Exercise directions: What you return should match every record exactly, with the images removed.

Supplied material:
○ ○ ○ ○

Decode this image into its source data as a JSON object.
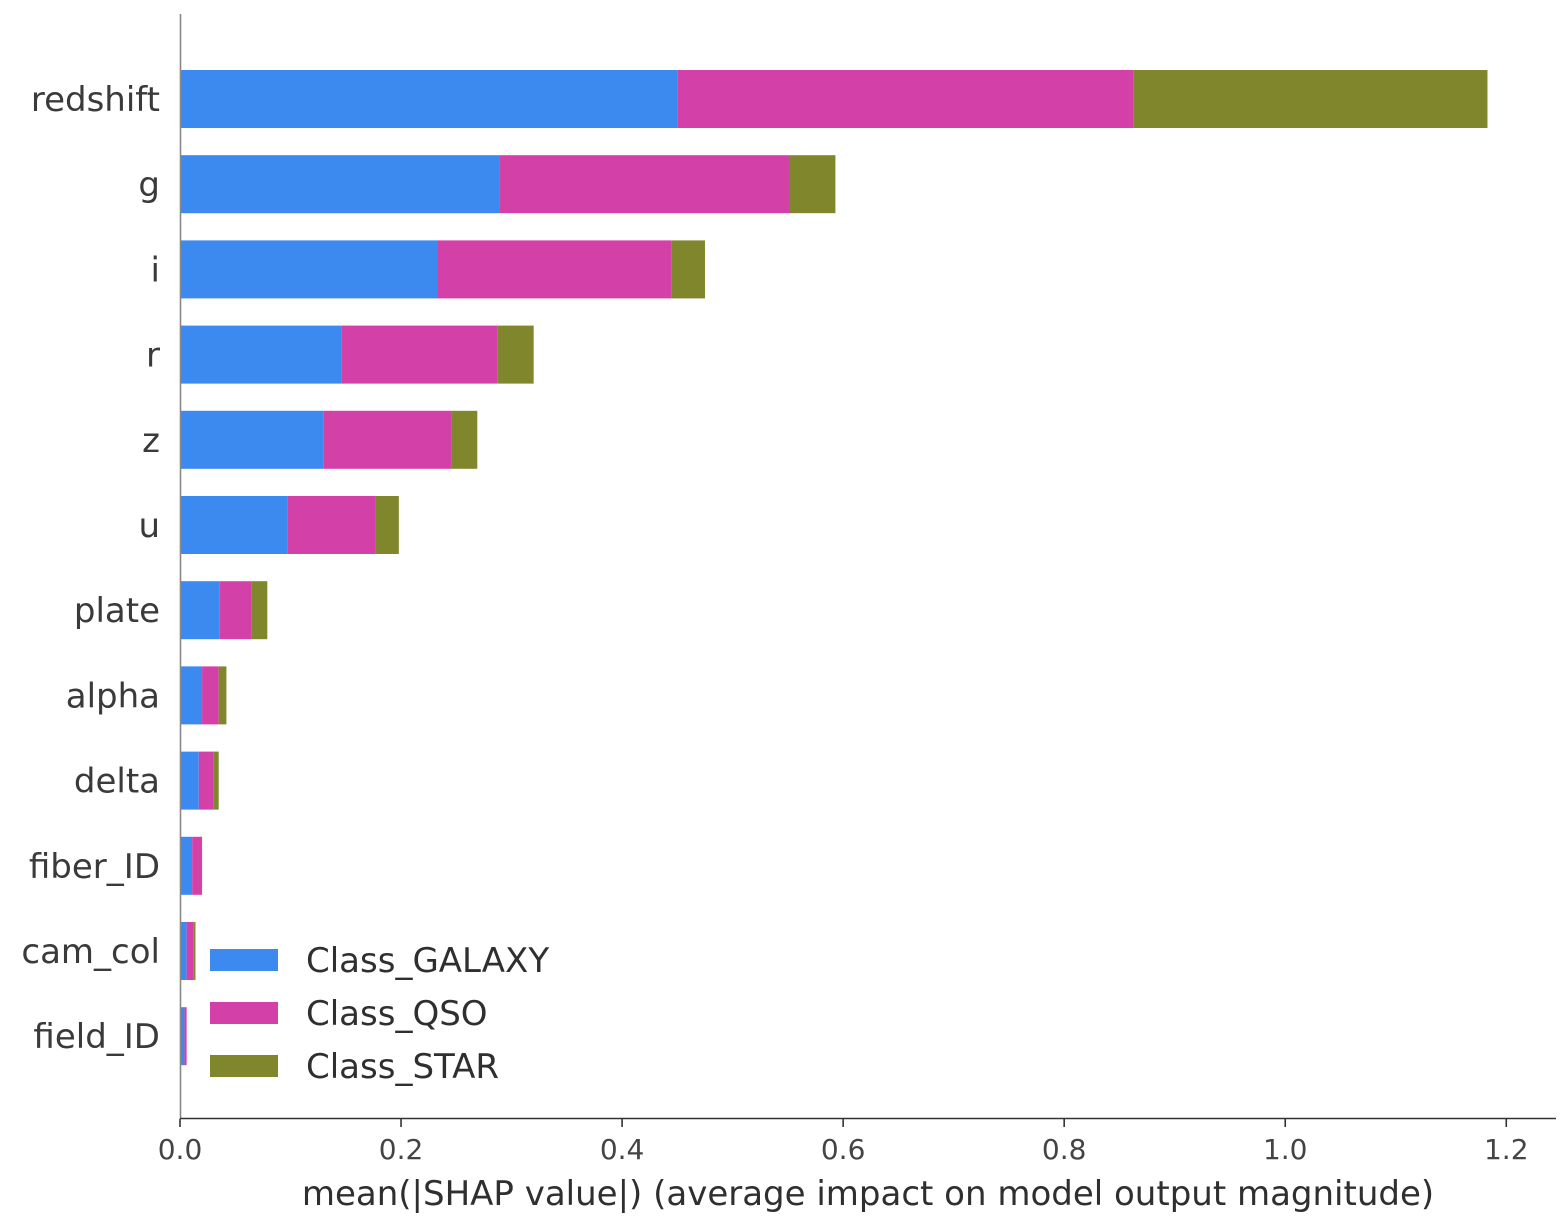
{
  "chart_data": {
    "type": "bar",
    "orientation": "horizontal",
    "stacked": true,
    "categories": [
      "redshift",
      "g",
      "i",
      "r",
      "z",
      "u",
      "plate",
      "alpha",
      "delta",
      "fiber_ID",
      "cam_col",
      "field_ID"
    ],
    "series": [
      {
        "name": "Class_GALAXY",
        "color": "#3c89f0",
        "values": [
          0.45,
          0.289,
          0.233,
          0.146,
          0.13,
          0.097,
          0.036,
          0.02,
          0.017,
          0.011,
          0.006,
          0.004
        ]
      },
      {
        "name": "Class_QSO",
        "color": "#d340a8",
        "values": [
          0.413,
          0.262,
          0.212,
          0.141,
          0.116,
          0.08,
          0.029,
          0.015,
          0.013,
          0.008,
          0.006,
          0.002
        ]
      },
      {
        "name": "Class_STAR",
        "color": "#80862b",
        "values": [
          0.32,
          0.042,
          0.03,
          0.033,
          0.023,
          0.021,
          0.014,
          0.007,
          0.005,
          0.001,
          0.002,
          0.0
        ]
      }
    ],
    "xlabel": "mean(|SHAP value|) (average impact on model output magnitude)",
    "xlim": [
      0,
      1.245
    ],
    "xticks": [
      0.0,
      0.2,
      0.4,
      0.6,
      0.8,
      1.0,
      1.2
    ],
    "xtick_labels": [
      "0.0",
      "0.2",
      "0.4",
      "0.6",
      "0.8",
      "1.0",
      "1.2"
    ],
    "grid": false,
    "legend_position": "lower-left"
  }
}
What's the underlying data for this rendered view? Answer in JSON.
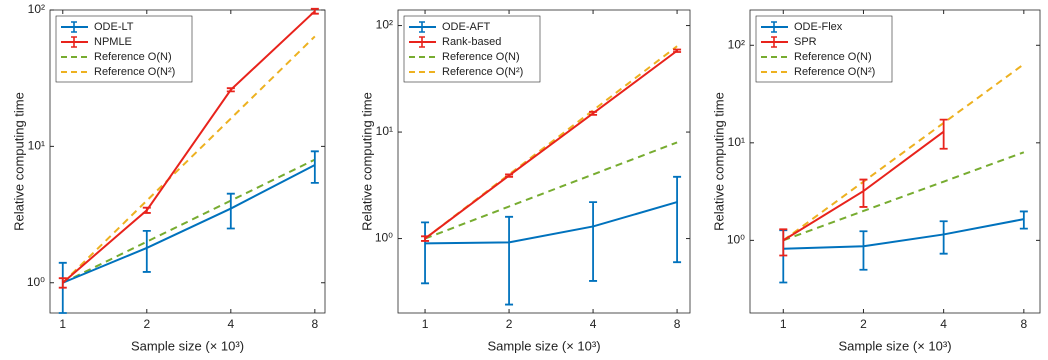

○ ○ ○ ○

Right answer:
Decode this image into its source data as a JSON object.
{
  "chart_data": {
    "type": "bar",
    "orientation": "horizontal",
    "stacked": true,
    "categories": [
      "redshift",
      "g",
      "i",
      "r",
      "z",
      "u",
      "plate",
      "alpha",
      "delta",
      "fiber_ID",
      "cam_col",
      "field_ID"
    ],
    "series": [
      {
        "name": "Class_GALAXY",
        "color": "#3c89f0",
        "values": [
          0.45,
          0.289,
          0.233,
          0.146,
          0.13,
          0.097,
          0.036,
          0.02,
          0.017,
          0.011,
          0.006,
          0.004
        ]
      },
      {
        "name": "Class_QSO",
        "color": "#d340a8",
        "values": [
          0.413,
          0.262,
          0.212,
          0.141,
          0.116,
          0.08,
          0.029,
          0.015,
          0.013,
          0.008,
          0.006,
          0.002
        ]
      },
      {
        "name": "Class_STAR",
        "color": "#80862b",
        "values": [
          0.32,
          0.042,
          0.03,
          0.033,
          0.023,
          0.021,
          0.014,
          0.007,
          0.005,
          0.001,
          0.002,
          0.0
        ]
      }
    ],
    "xlabel": "mean(|SHAP value|) (average impact on model output magnitude)",
    "xlim": [
      0,
      1.245
    ],
    "xticks": [
      0.0,
      0.2,
      0.4,
      0.6,
      0.8,
      1.0,
      1.2
    ],
    "xtick_labels": [
      "0.0",
      "0.2",
      "0.4",
      "0.6",
      "0.8",
      "1.0",
      "1.2"
    ],
    "grid": false,
    "legend_position": "lower-left"
  }
}
What's the underlying data for this rendered view? Answer in JSON.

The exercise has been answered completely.